_Records for this exercise_:
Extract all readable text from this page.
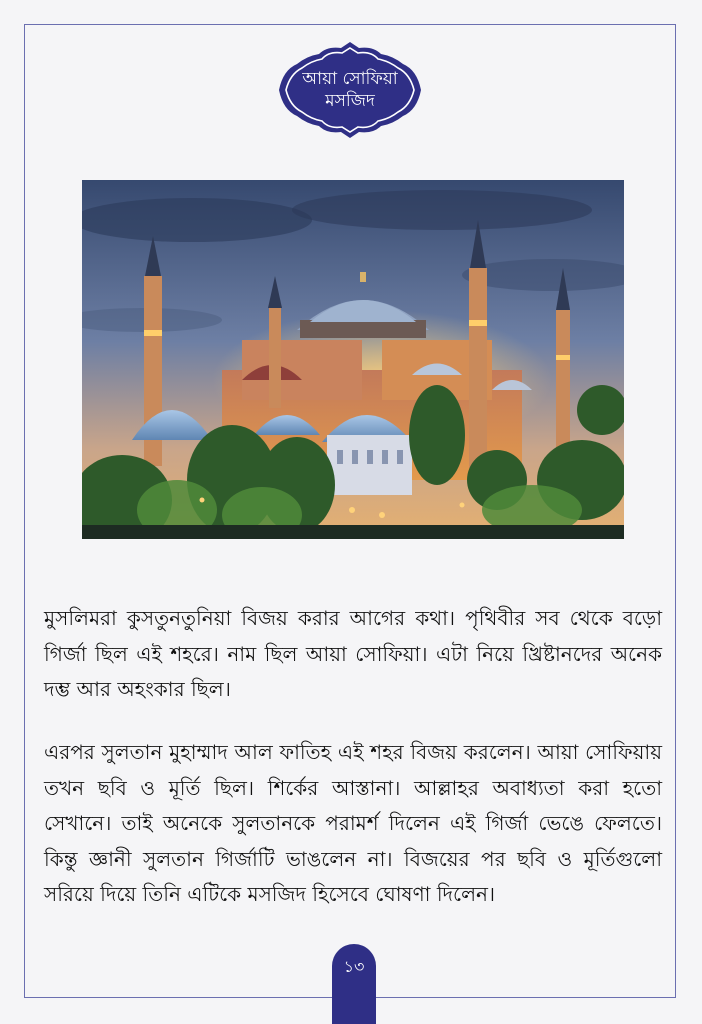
আয়া সোফিয়া
মসজিদ

মুসলিমরা কুসতুনতুনিয়া বিজয় করার আগের কথা। পৃথিবীর সব থেকে বড়ো গির্জা ছিল এই শহরে। নাম ছিল আয়া সোফিয়া। এটা নিয়ে খ্রিষ্টানদের অনেক দম্ভ আর অহংকার ছিল।

এরপর সুলতান মুহাম্মাদ আল ফাতিহ এই শহর বিজয় করলেন। আয়া সোফিয়ায় তখন ছবি ও মূর্তি ছিল। শির্কের আস্তানা। আল্লাহর অবাধ্যতা করা হতো সেখানে। তাই অনেকে সুলতানকে পরামর্শ দিলেন এই গির্জা ভেঙে ফেলতে। কিন্তু জ্ঞানী সুলতান গির্জাটি ভাঙলেন না। বিজয়ের পর ছবি ও মূর্তিগুলো সরিয়ে দিয়ে তিনি এটিকে মসজিদ হিসেবে ঘোষণা দিলেন।

১৩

_Your instructions_:
Your task is to reproduce all of the material exactly. The pictures stay out.

_Worked answer_:
Extract all readable text from this page.
আয়া সোফিয়া
মসজিদ

মুসলিমরা কুসতুনতুনিয়া বিজয় করার আগের কথা। পৃথিবীর সব থেকে বড়ো গির্জা ছিল এই শহরে। নাম ছিল আয়া সোফিয়া। এটা নিয়ে খ্রিষ্টানদের অনেক দম্ভ আর অহংকার ছিল।

এরপর সুলতান মুহাম্মাদ আল ফাতিহ এই শহর বিজয় করলেন। আয়া সোফিয়ায় তখন ছবি ও মূর্তি ছিল। শির্কের আস্তানা। আল্লাহর অবাধ্যতা করা হতো সেখানে। তাই অনেকে সুলতানকে পরামর্শ দিলেন এই গির্জা ভেঙে ফেলতে। কিন্তু জ্ঞানী সুলতান গির্জাটি ভাঙলেন না। বিজয়ের পর ছবি ও মূর্তিগুলো সরিয়ে দিয়ে তিনি এটিকে মসজিদ হিসেবে ঘোষণা দিলেন।

১৩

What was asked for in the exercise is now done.